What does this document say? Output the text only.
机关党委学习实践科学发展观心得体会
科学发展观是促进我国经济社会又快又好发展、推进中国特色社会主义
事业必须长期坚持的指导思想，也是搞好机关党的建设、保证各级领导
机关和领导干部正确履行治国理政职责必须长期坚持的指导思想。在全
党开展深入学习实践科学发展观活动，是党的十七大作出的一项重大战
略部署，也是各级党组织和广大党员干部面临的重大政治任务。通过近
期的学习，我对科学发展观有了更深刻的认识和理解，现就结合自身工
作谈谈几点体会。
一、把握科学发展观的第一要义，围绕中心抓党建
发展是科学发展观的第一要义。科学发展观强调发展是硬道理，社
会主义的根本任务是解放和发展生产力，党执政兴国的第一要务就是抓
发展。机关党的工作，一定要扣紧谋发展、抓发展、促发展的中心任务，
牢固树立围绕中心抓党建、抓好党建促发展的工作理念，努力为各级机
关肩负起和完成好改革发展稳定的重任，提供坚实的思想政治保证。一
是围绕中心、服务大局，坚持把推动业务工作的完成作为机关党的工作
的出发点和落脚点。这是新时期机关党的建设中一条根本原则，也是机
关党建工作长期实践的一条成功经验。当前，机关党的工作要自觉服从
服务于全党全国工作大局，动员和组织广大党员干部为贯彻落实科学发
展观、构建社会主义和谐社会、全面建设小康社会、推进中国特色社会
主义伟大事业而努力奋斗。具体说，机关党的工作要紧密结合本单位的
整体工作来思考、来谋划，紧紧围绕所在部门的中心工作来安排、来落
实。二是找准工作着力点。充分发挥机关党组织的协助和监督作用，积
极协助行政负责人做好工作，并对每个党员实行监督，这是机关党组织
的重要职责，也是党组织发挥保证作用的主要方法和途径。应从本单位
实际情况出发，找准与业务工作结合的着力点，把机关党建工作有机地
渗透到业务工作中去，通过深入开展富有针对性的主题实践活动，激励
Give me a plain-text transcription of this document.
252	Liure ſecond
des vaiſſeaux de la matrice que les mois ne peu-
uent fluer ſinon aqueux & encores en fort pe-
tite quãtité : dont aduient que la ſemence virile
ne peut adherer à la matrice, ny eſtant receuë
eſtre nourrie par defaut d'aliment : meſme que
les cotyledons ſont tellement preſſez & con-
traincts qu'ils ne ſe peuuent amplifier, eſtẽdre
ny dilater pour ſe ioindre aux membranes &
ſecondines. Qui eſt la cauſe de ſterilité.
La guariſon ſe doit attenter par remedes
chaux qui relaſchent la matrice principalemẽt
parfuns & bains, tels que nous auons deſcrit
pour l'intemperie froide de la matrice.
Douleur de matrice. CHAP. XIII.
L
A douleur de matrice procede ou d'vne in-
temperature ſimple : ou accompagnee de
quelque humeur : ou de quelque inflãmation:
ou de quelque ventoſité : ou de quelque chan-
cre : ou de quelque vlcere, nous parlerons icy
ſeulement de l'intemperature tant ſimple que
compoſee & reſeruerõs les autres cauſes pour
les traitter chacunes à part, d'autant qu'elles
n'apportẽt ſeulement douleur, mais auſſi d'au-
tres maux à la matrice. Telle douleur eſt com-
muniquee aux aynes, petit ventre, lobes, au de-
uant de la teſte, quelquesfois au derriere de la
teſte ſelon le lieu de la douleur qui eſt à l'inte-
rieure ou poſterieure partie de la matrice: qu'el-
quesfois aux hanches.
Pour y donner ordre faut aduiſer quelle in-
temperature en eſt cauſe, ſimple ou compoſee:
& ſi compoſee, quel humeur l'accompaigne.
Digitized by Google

▶ PROBLEM DESCRIPTION
Check the data for the word "compoſee" and pull out the lines that have it.

▶ PROBLEM SOLUTION
compoſee & reſeruerõs les autres cauſes pour
temperature en eſt cauſe, ſimple ou compoſee:
& ſi compoſee, quel humeur l'accompaigne.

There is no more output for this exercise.